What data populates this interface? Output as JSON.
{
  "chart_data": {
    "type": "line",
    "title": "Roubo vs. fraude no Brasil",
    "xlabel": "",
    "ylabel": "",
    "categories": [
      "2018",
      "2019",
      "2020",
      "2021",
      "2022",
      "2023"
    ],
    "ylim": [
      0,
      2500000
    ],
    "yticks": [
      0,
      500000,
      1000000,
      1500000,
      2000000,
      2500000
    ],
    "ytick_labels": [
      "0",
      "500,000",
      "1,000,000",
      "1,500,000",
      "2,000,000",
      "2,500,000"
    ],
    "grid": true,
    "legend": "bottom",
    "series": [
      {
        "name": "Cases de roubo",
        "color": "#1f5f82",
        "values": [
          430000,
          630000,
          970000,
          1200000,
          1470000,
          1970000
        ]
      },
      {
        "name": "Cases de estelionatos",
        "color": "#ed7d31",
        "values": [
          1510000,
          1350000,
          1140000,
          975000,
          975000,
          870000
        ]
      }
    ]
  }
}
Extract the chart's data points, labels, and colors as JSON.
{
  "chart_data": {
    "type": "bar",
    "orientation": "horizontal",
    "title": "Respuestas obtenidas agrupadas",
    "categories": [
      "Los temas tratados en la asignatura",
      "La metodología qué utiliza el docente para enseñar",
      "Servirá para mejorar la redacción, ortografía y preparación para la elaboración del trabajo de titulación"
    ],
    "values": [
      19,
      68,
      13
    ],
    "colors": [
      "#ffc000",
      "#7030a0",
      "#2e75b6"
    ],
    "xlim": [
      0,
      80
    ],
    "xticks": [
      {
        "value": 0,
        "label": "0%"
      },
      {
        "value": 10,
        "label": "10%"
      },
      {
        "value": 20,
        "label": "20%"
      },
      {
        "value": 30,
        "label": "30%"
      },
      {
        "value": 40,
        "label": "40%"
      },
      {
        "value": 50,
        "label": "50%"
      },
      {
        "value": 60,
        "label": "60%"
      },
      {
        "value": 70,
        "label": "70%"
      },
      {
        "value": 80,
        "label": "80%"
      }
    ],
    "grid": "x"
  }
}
================
**EXERCISE GOAL:** Pick out the lines above that hold the string "colors" and show them.

**SOLUTION TO THIS TASK:**
Extract the chart's data points, labels, and colors as JSON.
    "colors": [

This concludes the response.